[[ Dataset records, beginning ]]
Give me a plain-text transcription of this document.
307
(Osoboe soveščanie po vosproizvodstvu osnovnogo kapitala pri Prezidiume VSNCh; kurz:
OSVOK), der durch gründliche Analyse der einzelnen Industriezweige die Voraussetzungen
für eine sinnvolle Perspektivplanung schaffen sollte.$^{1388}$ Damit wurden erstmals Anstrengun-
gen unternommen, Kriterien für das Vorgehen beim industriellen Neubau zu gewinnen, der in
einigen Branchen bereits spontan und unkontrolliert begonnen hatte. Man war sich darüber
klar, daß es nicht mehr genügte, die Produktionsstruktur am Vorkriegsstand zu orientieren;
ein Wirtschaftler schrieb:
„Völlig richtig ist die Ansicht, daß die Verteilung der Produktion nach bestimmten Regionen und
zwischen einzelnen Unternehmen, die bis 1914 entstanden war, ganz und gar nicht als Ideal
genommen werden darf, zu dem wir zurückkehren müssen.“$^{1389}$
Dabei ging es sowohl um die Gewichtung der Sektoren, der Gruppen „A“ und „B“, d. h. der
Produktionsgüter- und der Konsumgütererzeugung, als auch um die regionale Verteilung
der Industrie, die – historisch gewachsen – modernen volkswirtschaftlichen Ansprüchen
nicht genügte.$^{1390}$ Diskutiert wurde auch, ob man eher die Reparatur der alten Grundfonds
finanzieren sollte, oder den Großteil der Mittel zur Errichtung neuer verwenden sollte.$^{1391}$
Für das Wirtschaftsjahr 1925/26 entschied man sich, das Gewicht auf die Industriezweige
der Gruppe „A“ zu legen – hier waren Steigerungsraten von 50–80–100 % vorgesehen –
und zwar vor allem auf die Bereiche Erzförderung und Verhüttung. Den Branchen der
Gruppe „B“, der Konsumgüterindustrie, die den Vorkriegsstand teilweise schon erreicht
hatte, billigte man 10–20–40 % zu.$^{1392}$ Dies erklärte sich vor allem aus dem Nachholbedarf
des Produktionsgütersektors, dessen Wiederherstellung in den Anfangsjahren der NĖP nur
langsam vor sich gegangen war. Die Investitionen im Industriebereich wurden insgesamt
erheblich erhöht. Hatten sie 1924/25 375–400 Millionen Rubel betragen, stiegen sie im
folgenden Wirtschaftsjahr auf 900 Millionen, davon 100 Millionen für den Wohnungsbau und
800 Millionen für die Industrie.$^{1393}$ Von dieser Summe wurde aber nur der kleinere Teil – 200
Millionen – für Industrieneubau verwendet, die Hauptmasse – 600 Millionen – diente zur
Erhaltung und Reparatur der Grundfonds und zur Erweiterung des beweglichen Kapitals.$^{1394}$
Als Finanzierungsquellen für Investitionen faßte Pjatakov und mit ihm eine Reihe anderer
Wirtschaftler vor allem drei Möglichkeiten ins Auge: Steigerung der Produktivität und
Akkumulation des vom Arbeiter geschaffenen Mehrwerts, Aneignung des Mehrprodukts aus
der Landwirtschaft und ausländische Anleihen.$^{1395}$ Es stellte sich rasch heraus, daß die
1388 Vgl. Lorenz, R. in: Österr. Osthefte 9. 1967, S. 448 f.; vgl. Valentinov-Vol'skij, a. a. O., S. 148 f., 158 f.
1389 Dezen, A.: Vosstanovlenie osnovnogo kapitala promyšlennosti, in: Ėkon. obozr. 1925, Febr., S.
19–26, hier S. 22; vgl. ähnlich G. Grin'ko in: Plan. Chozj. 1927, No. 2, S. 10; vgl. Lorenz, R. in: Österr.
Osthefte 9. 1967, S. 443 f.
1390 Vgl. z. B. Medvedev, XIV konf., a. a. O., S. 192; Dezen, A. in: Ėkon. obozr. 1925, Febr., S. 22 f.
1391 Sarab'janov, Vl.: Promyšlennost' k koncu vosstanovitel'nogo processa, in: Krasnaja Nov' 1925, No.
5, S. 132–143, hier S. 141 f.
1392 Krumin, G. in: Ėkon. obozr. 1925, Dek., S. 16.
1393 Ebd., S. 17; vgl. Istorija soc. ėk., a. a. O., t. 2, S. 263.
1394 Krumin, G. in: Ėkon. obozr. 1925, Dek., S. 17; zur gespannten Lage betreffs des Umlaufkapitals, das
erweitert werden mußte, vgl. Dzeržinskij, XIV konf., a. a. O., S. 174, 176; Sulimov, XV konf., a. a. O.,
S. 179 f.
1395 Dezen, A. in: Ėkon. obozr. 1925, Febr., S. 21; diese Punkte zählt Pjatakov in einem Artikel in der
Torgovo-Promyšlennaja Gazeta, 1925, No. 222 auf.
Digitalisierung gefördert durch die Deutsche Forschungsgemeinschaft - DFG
[[ Dataset records, end ]]
- **Instructions to follow**
Work out how many lines in the records include "durch". Only the number should be given.

- **Response below**
2